Written problem | Transcribe each of the records below exactly, excluding all pictures.

-- begin Entries --

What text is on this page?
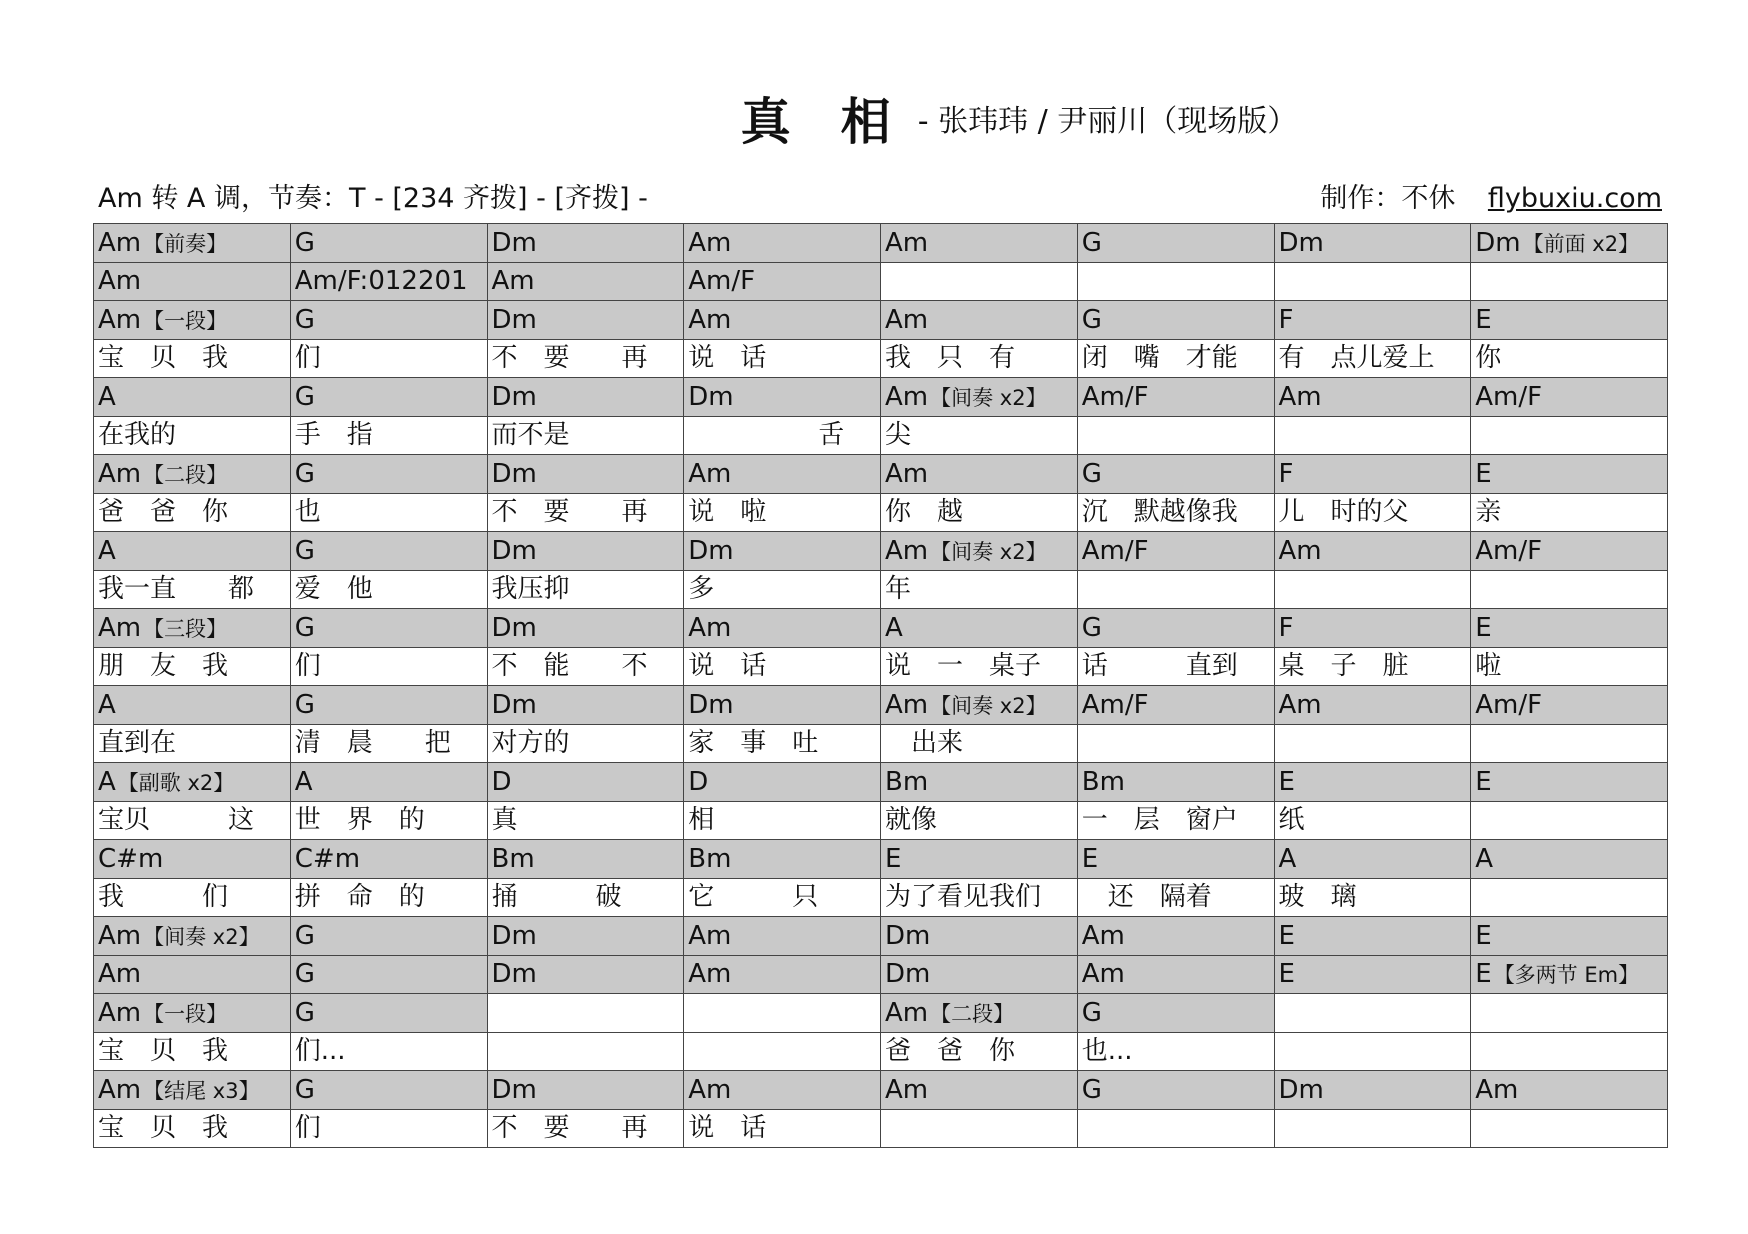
真相 - 张玮玮 / 尹丽川（现场版）
Am 转 A 调，节奏：T - [234 齐拨] - [齐拨] -	制作：不休 flybuxiu.com
Am【前奏】	G	Dm	Am	Am	G	Dm	Dm【前面 x2】
Am	Am/F:012201	Am	Am/F				
Am【一段】	G	Dm	Am	Am	G	F	E

宝　贝　我	们	不　要　　再	说　话	我　只　有	闭　嘴　才能	有　点儿爱上	你

A	G	Dm	Dm	Am【间奏 x2】	Am/F	Am	Am/F

在我的	手　指	而不是	　　　　　舌	尖			

Am【二段】	G	Dm	Am	Am	G	F	E

爸　爸　你	也	不　要　　再	说　啦	你　越	沉　默越像我	儿　时的父	亲

A	G	Dm	Dm	Am【间奏 x2】	Am/F	Am	Am/F

我一直　　都	爱　他	我压抑	多	年			

Am【三段】	G	Dm	Am	A	G	F	E

朋　友　我	们	不　能　　不	说　话	说　一　桌子	话　　　直到	桌　子　脏	啦

A	G	Dm	Dm	Am【间奏 x2】	Am/F	Am	Am/F

直到在	清　晨　　把	对方的	家　事　吐	　出来			

A【副歌 x2】	A	D	D	Bm	Bm	E	E

宝贝　　　这	世　界　的	真	相	就像	一　层　窗户	纸	

C#m	C#m	Bm	Bm	E	E	A	A

我　　　们	拼　命　的	捅　　　破	它　　　只	为了看见我们	　还　隔着	玻　璃	

Am【间奏 x2】	G	Dm	Am	Dm	Am	E	E
Am	G	Dm	Am	Dm	Am	E	E【多两节 Em】
Am【一段】	G			Am【二段】	G		

宝　贝　我	们...			爸　爸　你	也...		

Am【结尾 x3】	G	Dm	Am	Am	G	Dm	Am

宝　贝　我	们	不　要　　再	说　话				
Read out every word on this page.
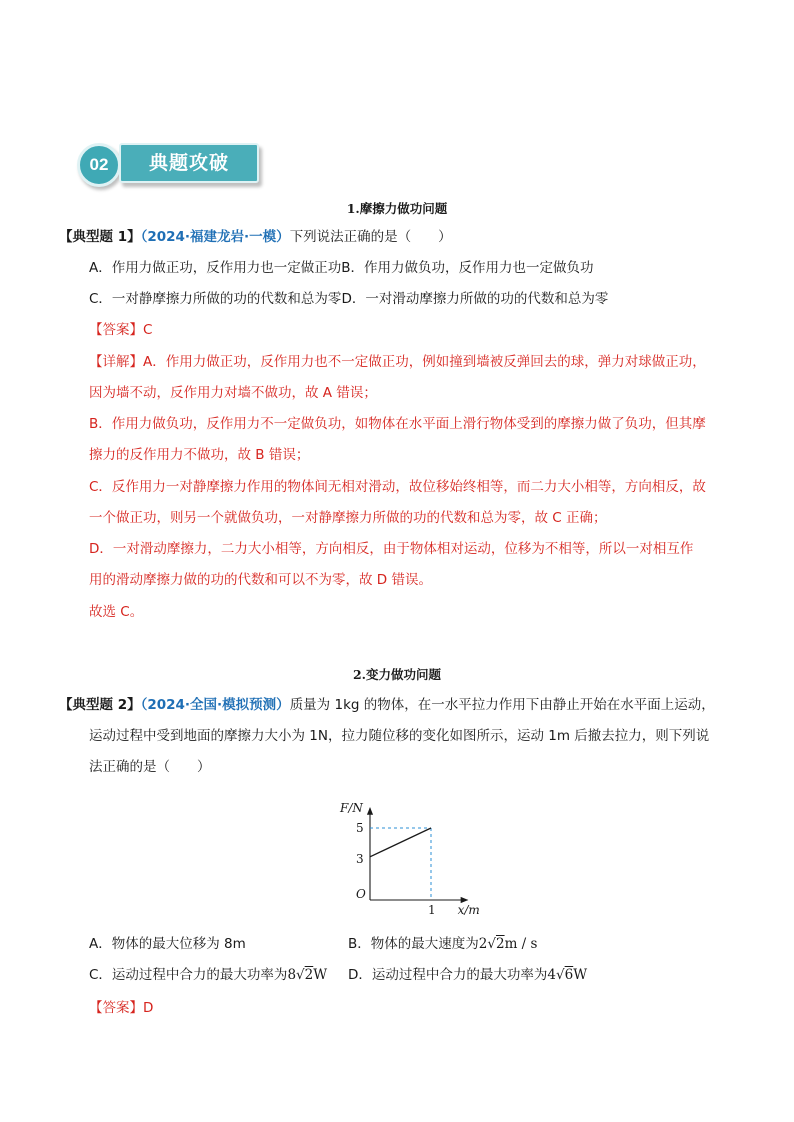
02	典题攻破
1.摩擦力做功问题
【典型题 1】（2024·福建龙岩·一模）下列说法正确的是（　　）
A．作用力做正功，反作用力也一定做正功B．作用力做负功，反作用力也一定做负功
C．一对静摩擦力所做的功的代数和总为零D．一对滑动摩擦力所做的功的代数和总为零
【答案】C
【详解】A．作用力做正功，反作用力也不一定做正功，例如撞到墙被反弹回去的球，弹力对球做正功，
因为墙不动，反作用力对墙不做功，故 A 错误；
B．作用力做负功，反作用力不一定做负功，如物体在水平面上滑行物体受到的摩擦力做了负功，但其摩
擦力的反作用力不做功，故 B 错误；
C．反作用力一对静摩擦力作用的物体间无相对滑动，故位移始终相等，而二力大小相等，方向相反，故
一个做正功，则另一个就做负功，一对静摩擦力所做的功的代数和总为零，故 C 正确；
D．一对滑动摩擦力，二力大小相等，方向相反，由于物体相对运动，位移为不相等，所以一对相互作
用的滑动摩擦力做的功的代数和可以不为零，故 D 错误。
故选 C。
2.变力做功问题
【典型题 2】（2024·全国·模拟预测）质量为 1kg 的物体，在一水平拉力作用下由静止开始在水平面上运动，
运动过程中受到地面的摩擦力大小为 1N，拉力随位移的变化如图所示，运动 1m 后撤去拉力，则下列说
法正确的是（　　）
F/N
x/m
O
3
5
1
A．物体的最大位移为 8m	B．物体的最大速度为2√2m / s
C．运动过程中合力的最大功率为8√2W D．运动过程中合力的最大功率为4√6W
【答案】D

-- end Entries --

Reply |
What text is on this page?
真相 - 张玮玮 / 尹丽川（现场版）
Am 转 A 调，节奏：T - [234 齐拨] - [齐拨] -	制作：不休 flybuxiu.com
Am【前奏】	G	Dm	Am	Am	G	Dm	Dm【前面 x2】
Am	Am/F:012201	Am	Am/F				
Am【一段】	G	Dm	Am	Am	G	F	E

宝　贝　我	们	不　要　　再	说　话	我　只　有	闭　嘴　才能	有　点儿爱上	你

A	G	Dm	Dm	Am【间奏 x2】	Am/F	Am	Am/F

在我的	手　指	而不是	　　　　　舌	尖			

Am【二段】	G	Dm	Am	Am	G	F	E

爸　爸　你	也	不　要　　再	说　啦	你　越	沉　默越像我	儿　时的父	亲

A	G	Dm	Dm	Am【间奏 x2】	Am/F	Am	Am/F

我一直　　都	爱　他	我压抑	多	年			

Am【三段】	G	Dm	Am	A	G	F	E

朋　友　我	们	不　能　　不	说　话	说　一　桌子	话　　　直到	桌　子　脏	啦

A	G	Dm	Dm	Am【间奏 x2】	Am/F	Am	Am/F

直到在	清　晨　　把	对方的	家　事　吐	　出来			

A【副歌 x2】	A	D	D	Bm	Bm	E	E

宝贝　　　这	世　界　的	真	相	就像	一　层　窗户	纸	

C#m	C#m	Bm	Bm	E	E	A	A

我　　　们	拼　命　的	捅　　　破	它　　　只	为了看见我们	　还　隔着	玻　璃	

Am【间奏 x2】	G	Dm	Am	Dm	Am	E	E
Am	G	Dm	Am	Dm	Am	E	E【多两节 Em】
Am【一段】	G			Am【二段】	G		

宝　贝　我	们...			爸　爸　你	也...		

Am【结尾 x3】	G	Dm	Am	Am	G	Dm	Am

宝　贝　我	们	不　要　　再	说　话				
Read out every word on this page.
02	典题攻破
1.摩擦力做功问题
【典型题 1】（2024·福建龙岩·一模）下列说法正确的是（　　）
A．作用力做正功，反作用力也一定做正功B．作用力做负功，反作用力也一定做负功
C．一对静摩擦力所做的功的代数和总为零D．一对滑动摩擦力所做的功的代数和总为零
【答案】C
【详解】A．作用力做正功，反作用力也不一定做正功，例如撞到墙被反弹回去的球，弹力对球做正功，
因为墙不动，反作用力对墙不做功，故 A 错误；
B．作用力做负功，反作用力不一定做负功，如物体在水平面上滑行物体受到的摩擦力做了负功，但其摩
擦力的反作用力不做功，故 B 错误；
C．反作用力一对静摩擦力作用的物体间无相对滑动，故位移始终相等，而二力大小相等，方向相反，故
一个做正功，则另一个就做负功，一对静摩擦力所做的功的代数和总为零，故 C 正确；
D．一对滑动摩擦力，二力大小相等，方向相反，由于物体相对运动，位移为不相等，所以一对相互作
用的滑动摩擦力做的功的代数和可以不为零，故 D 错误。
故选 C。
2.变力做功问题
【典型题 2】（2024·全国·模拟预测）质量为 1kg 的物体，在一水平拉力作用下由静止开始在水平面上运动，
运动过程中受到地面的摩擦力大小为 1N，拉力随位移的变化如图所示，运动 1m 后撤去拉力，则下列说
法正确的是（　　）
F/N
x/m
O
3
5
1
A．物体的最大位移为 8m	B．物体的最大速度为2√2m / s
C．运动过程中合力的最大功率为8√2W D．运动过程中合力的最大功率为4√6W
【答案】D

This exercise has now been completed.